*SELECTED EXCERPT*

======

Personalities | Giovanni Pierluigi da Palestrina | Renaissance | Classical

(Jo-van’-e Per-loo-e’-je da Pa-les-tre’-na) 1525/6–94
Italian composer

Palestrina is named after a small town near Rome, where he is thought to have been born. He was educated in Rome; in 1537 he was a choirboy at the basilica of S Maria Maggiore, one of the city’s principal churches and an important musical establishment.

By 1544 he was back in Palestrina, in his first post – as organist at the cathedral. He spent the next seven years there, marrying Lucrezia Gori in 1547. In 1551 he returned to Rome, where he remained for the rest of his life.

Palestrina’s first position was the prestigious one of maestro di cappella at the Cappella Giulia, the choir of St Peter’s. Subsequently he served in most of the major institutions in Rome: the Cappella Sistina (the pope’s personal choir) briefly in 1555; S Giovanni Laterano (1555–60); S Maria Maggiore (1561–66); and back to the Cappella Giulia from 1571 until his death. From 1567 to 1571 he was in the private service of the powerful cardinal Ippolito d’Este, a member of the ruling family of Ferrara. Palestrina’s reputation spread across Europe during his lifetime and he turned down job offers from other parts of Italy and abroad.

======

*QUESTIONS TO ANSWER*
- 1) Rewrite the paragraph of the Palestrina profile that begins "Palestrina’s first position was" as a short list, keeping its main facts.
- 2) Do these statements agree with the Palestrina profile? Answer yes or no for each, quoting the words that decide it.
(a) He married Lucrezia Gori in 1551.
(b) He worked at S Giovanni Laterano before S Maria Maggiore.
(c) He accepted job offers from abroad.

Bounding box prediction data
======

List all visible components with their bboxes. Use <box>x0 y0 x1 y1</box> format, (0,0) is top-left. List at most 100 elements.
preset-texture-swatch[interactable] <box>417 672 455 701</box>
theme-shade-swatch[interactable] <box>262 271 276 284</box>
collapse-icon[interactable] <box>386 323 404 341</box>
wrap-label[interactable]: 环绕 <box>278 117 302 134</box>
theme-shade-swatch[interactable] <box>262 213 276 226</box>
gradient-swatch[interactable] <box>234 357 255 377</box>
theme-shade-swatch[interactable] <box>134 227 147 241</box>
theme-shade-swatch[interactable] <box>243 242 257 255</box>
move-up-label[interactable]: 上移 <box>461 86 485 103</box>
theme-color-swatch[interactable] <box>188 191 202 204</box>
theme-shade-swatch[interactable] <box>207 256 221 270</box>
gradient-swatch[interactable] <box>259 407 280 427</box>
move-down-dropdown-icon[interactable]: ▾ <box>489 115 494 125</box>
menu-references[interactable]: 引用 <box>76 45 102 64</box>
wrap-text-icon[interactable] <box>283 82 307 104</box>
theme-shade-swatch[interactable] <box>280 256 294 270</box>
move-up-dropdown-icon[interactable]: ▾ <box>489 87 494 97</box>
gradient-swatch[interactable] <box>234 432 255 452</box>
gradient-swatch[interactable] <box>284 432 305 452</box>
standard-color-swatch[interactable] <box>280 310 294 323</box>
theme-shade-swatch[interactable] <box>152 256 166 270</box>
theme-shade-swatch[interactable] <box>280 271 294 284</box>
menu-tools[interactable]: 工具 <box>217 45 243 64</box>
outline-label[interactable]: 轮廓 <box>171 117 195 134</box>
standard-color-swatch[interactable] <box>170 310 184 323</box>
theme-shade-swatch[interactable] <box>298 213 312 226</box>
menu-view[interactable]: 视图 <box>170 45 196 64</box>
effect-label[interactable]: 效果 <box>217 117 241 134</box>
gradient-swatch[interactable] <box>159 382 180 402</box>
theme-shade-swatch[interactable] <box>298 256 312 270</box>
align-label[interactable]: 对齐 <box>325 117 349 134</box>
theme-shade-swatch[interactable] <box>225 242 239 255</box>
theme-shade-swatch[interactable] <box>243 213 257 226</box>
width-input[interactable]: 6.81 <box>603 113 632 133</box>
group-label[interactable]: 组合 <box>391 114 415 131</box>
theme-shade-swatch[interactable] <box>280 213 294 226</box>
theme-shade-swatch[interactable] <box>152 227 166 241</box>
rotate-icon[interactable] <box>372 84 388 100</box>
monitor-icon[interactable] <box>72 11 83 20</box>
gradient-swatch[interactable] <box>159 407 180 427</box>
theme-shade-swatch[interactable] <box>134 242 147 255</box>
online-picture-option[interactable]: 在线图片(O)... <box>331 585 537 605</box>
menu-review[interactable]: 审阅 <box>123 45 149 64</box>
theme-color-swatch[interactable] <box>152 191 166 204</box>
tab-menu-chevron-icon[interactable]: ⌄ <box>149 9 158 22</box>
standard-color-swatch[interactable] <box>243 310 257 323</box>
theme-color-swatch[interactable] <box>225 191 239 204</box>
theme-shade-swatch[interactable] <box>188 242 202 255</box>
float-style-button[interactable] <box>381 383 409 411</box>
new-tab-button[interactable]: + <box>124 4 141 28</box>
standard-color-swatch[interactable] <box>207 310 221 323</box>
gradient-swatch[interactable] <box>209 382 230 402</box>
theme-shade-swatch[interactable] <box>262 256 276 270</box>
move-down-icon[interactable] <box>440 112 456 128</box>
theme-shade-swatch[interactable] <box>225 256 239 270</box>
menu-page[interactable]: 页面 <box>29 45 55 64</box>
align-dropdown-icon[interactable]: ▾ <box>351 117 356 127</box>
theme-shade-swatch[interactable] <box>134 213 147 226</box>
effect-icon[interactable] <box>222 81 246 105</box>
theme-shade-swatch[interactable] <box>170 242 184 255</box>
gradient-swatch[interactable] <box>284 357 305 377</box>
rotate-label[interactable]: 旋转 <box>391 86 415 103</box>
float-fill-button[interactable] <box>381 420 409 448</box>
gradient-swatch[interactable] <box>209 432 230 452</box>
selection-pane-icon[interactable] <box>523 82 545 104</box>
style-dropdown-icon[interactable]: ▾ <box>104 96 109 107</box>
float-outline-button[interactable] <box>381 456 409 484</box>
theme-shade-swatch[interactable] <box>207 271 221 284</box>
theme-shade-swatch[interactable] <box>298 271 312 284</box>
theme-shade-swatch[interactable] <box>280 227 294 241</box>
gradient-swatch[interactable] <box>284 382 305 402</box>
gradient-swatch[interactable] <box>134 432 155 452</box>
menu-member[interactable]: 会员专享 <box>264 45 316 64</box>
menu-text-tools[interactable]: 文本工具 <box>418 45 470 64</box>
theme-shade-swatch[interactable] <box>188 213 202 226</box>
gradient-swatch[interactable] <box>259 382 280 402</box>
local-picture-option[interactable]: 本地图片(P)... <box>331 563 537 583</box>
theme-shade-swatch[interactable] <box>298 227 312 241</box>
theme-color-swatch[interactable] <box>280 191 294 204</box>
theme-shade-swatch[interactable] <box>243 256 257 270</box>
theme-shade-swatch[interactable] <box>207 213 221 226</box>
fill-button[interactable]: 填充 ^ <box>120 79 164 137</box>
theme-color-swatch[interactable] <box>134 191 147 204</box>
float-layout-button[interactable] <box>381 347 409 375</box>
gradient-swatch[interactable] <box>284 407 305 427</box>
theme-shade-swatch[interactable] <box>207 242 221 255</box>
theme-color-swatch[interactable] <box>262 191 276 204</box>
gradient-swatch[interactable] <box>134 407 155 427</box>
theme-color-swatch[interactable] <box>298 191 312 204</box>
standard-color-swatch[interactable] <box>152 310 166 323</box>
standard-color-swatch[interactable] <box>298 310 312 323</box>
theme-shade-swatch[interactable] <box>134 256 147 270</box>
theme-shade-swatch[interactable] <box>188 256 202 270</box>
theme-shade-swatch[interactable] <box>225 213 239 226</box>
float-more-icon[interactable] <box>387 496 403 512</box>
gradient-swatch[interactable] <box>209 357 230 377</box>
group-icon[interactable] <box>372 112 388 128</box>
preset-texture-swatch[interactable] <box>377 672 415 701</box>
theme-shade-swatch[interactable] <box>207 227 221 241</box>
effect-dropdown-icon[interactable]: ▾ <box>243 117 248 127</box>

======

*RESPONSES FOR EACH TASK*
- 1)
- First position: maestro di cappella at the Cappella Giulia, the choir of St Peter’s (a prestigious post)
- Cappella Sistina, the pope’s personal choir: briefly in 1555
- S Giovanni Laterano: 1555–60
- S Maria Maggiore: 1561–66
- Private service of Cardinal Ippolito d’Este, of the ruling family of Ferrara: 1567–71
- Cappella Giulia again: 1571 until his death
- His reputation spread across Europe in his lifetime, and he turned down job offers from elsewhere in Italy and abroad.

- 2)
(a) No: "marrying Lucrezia Gori in 1547."
(b) Yes: "S Giovanni Laterano (1555–60); S Maria Maggiore (1561–66)"
(c) No: "he turned down job offers from other parts of Italy and abroad."